>>>>>

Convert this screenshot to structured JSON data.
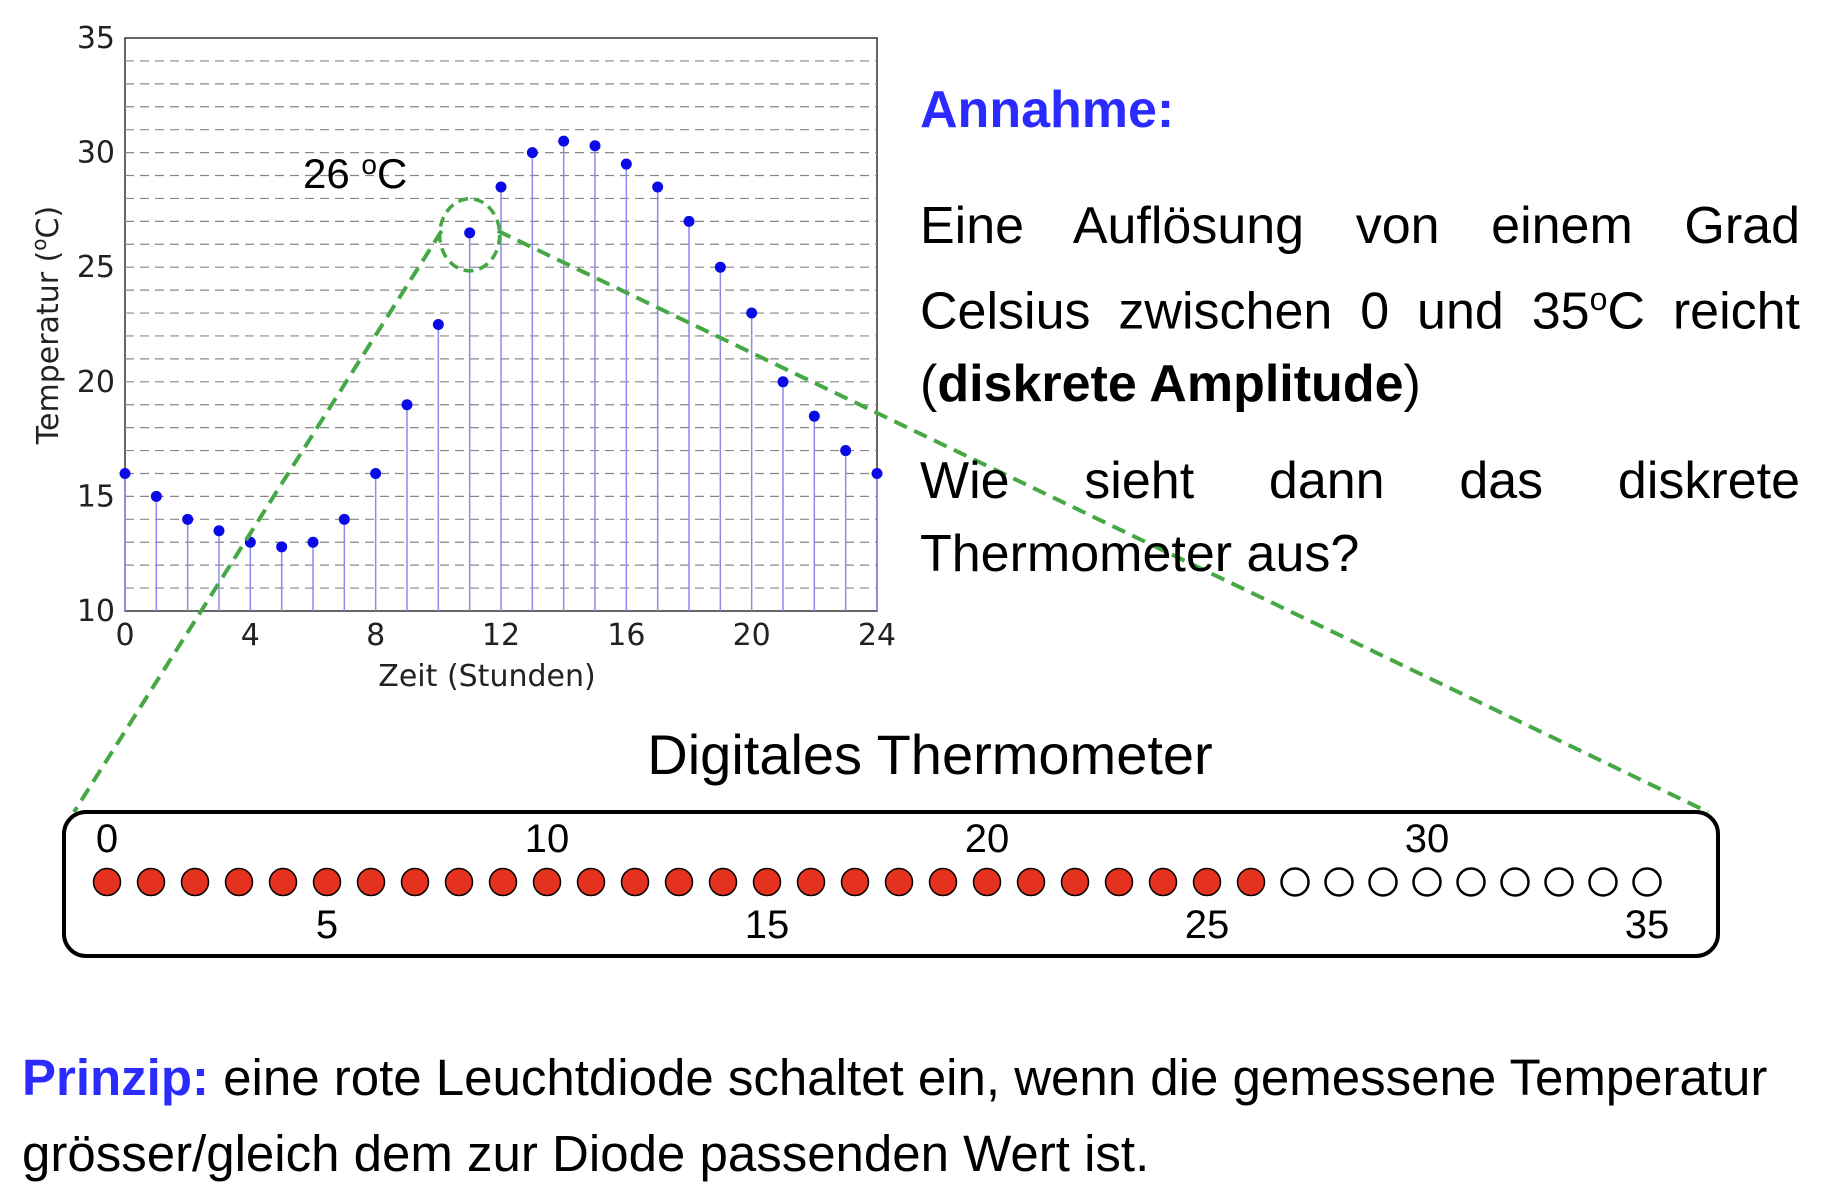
{
  "chart_data": {
    "type": "stem",
    "x": [
      0,
      1,
      2,
      3,
      4,
      5,
      6,
      7,
      8,
      9,
      10,
      11,
      12,
      13,
      14,
      15,
      16,
      17,
      18,
      19,
      20,
      21,
      22,
      23,
      24
    ],
    "y": [
      16,
      15,
      14,
      13.5,
      13,
      12.8,
      13,
      14,
      16,
      19,
      22.5,
      26.5,
      28.5,
      30,
      30.5,
      30.3,
      29.5,
      28.5,
      27,
      25,
      23,
      20,
      18.5,
      17,
      16
    ],
    "xlabel": "Zeit (Stunden)",
    "ylabel": "Temperatur (",
    "ylabel_sup": "o",
    "ylabel_tail": "C)",
    "xlim": [
      0,
      24
    ],
    "ylim": [
      10,
      35
    ],
    "xticks": [
      0,
      4,
      8,
      12,
      16,
      20,
      24
    ],
    "yticks": [
      10,
      15,
      20,
      25,
      30,
      35
    ],
    "grid": "dashed horizontal lines every 1",
    "highlight_index": 11,
    "annotation": {
      "value": "26 ",
      "sup": "o",
      "unit": "C"
    },
    "marker_color": "#0a0ae6",
    "stem_color": "#8a8af0",
    "highlight_color": "#45a845"
  },
  "thermometer": {
    "title": "Digitales Thermometer",
    "min": 0,
    "max": 35,
    "lit_through": 26,
    "top_labels": [
      "0",
      "10",
      "20",
      "30"
    ],
    "bottom_labels": [
      "5",
      "15",
      "25",
      "35"
    ],
    "lit_color": "#e5321e",
    "off_color": "#ffffff"
  },
  "text": {
    "annahme": "Annahme:",
    "para1_a": "Eine Auflösung von einem Grad Celsius zwischen 0 und 35",
    "para1_sup": "o",
    "para1_b": "C reicht (",
    "para1_bold": "diskrete Amplitude",
    "para1_c": ")",
    "para2": "Wie sieht dann das diskrete Thermometer aus?",
    "principle_label": "Prinzip:",
    "principle_text": " eine rote Leuchtdiode schaltet ein, wenn die gemessene Temperatur grösser/gleich dem zur Diode passenden Wert ist."
  }
}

<<<<<

» WORK REQUIRED
Search the listing for the string "Temperatur". Copy each line where it turns up.

» THE RESPONSE
    "ylabel": "Temperatur (",
    "principle_text": " eine rote Leuchtdiode schaltet ein, wenn die gemessene Temperatur grösser/gleich dem zur Diode passenden Wert ist."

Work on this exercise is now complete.